» **Work to be completed**: Without including the pictures, copy out every line below.

[START Records to use]

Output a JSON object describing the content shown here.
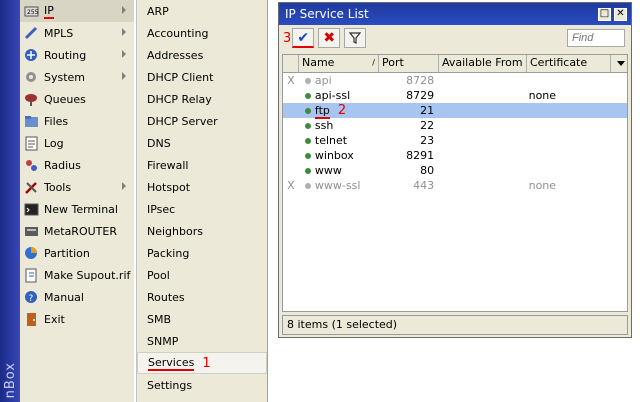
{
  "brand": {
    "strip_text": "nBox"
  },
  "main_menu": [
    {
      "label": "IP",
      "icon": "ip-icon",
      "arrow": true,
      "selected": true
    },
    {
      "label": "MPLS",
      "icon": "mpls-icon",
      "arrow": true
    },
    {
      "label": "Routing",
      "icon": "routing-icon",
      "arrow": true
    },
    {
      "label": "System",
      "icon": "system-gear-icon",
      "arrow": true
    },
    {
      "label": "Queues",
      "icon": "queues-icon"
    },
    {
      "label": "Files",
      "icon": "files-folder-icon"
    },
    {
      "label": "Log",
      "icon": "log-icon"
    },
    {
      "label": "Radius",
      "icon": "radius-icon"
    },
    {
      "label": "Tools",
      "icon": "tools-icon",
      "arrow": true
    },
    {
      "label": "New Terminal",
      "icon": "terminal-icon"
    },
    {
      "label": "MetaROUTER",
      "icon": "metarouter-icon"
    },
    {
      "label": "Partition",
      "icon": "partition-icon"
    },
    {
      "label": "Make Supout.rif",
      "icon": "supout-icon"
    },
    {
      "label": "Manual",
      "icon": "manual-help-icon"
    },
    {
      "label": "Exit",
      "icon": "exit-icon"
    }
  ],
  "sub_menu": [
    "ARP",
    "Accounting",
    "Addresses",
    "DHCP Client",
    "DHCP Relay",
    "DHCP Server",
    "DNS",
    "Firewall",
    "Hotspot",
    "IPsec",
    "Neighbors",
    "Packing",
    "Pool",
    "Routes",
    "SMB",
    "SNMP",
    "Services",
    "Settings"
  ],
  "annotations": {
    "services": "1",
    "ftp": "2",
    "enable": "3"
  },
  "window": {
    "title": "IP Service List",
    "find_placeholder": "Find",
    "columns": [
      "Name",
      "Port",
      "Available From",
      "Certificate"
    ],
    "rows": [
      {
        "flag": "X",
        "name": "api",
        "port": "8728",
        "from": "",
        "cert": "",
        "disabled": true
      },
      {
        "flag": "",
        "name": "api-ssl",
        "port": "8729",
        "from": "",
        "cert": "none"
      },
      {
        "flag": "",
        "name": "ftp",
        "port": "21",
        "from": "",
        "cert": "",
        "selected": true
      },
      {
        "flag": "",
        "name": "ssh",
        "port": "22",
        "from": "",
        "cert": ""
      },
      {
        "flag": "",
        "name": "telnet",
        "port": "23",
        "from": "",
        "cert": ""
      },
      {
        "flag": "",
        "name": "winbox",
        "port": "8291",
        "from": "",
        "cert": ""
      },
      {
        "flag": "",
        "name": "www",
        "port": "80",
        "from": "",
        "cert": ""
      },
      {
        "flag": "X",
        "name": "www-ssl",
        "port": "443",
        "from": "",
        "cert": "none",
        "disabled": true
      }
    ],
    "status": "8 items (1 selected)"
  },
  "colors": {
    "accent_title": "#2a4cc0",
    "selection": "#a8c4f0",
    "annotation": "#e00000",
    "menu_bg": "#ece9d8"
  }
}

[END Records to use]

» **Solution**:
Output a JSON object describing the content shown here.
{
  "brand": {
    "strip_text": "nBox"
  },
  "main_menu": [
    {
      "label": "IP",
      "icon": "ip-icon",
      "arrow": true,
      "selected": true
    },
    {
      "label": "MPLS",
      "icon": "mpls-icon",
      "arrow": true
    },
    {
      "label": "Routing",
      "icon": "routing-icon",
      "arrow": true
    },
    {
      "label": "System",
      "icon": "system-gear-icon",
      "arrow": true
    },
    {
      "label": "Queues",
      "icon": "queues-icon"
    },
    {
      "label": "Files",
      "icon": "files-folder-icon"
    },
    {
      "label": "Log",
      "icon": "log-icon"
    },
    {
      "label": "Radius",
      "icon": "radius-icon"
    },
    {
      "label": "Tools",
      "icon": "tools-icon",
      "arrow": true
    },
    {
      "label": "New Terminal",
      "icon": "terminal-icon"
    },
    {
      "label": "MetaROUTER",
      "icon": "metarouter-icon"
    },
    {
      "label": "Partition",
      "icon": "partition-icon"
    },
    {
      "label": "Make Supout.rif",
      "icon": "supout-icon"
    },
    {
      "label": "Manual",
      "icon": "manual-help-icon"
    },
    {
      "label": "Exit",
      "icon": "exit-icon"
    }
  ],
  "sub_menu": [
    "ARP",
    "Accounting",
    "Addresses",
    "DHCP Client",
    "DHCP Relay",
    "DHCP Server",
    "DNS",
    "Firewall",
    "Hotspot",
    "IPsec",
    "Neighbors",
    "Packing",
    "Pool",
    "Routes",
    "SMB",
    "SNMP",
    "Services",
    "Settings"
  ],
  "annotations": {
    "services": "1",
    "ftp": "2",
    "enable": "3"
  },
  "window": {
    "title": "IP Service List",
    "find_placeholder": "Find",
    "columns": [
      "Name",
      "Port",
      "Available From",
      "Certificate"
    ],
    "rows": [
      {
        "flag": "X",
        "name": "api",
        "port": "8728",
        "from": "",
        "cert": "",
        "disabled": true
      },
      {
        "flag": "",
        "name": "api-ssl",
        "port": "8729",
        "from": "",
        "cert": "none"
      },
      {
        "flag": "",
        "name": "ftp",
        "port": "21",
        "from": "",
        "cert": "",
        "selected": true
      },
      {
        "flag": "",
        "name": "ssh",
        "port": "22",
        "from": "",
        "cert": ""
      },
      {
        "flag": "",
        "name": "telnet",
        "port": "23",
        "from": "",
        "cert": ""
      },
      {
        "flag": "",
        "name": "winbox",
        "port": "8291",
        "from": "",
        "cert": ""
      },
      {
        "flag": "",
        "name": "www",
        "port": "80",
        "from": "",
        "cert": ""
      },
      {
        "flag": "X",
        "name": "www-ssl",
        "port": "443",
        "from": "",
        "cert": "none",
        "disabled": true
      }
    ],
    "status": "8 items (1 selected)"
  },
  "colors": {
    "accent_title": "#2a4cc0",
    "selection": "#a8c4f0",
    "annotation": "#e00000",
    "menu_bg": "#ece9d8"
  }
}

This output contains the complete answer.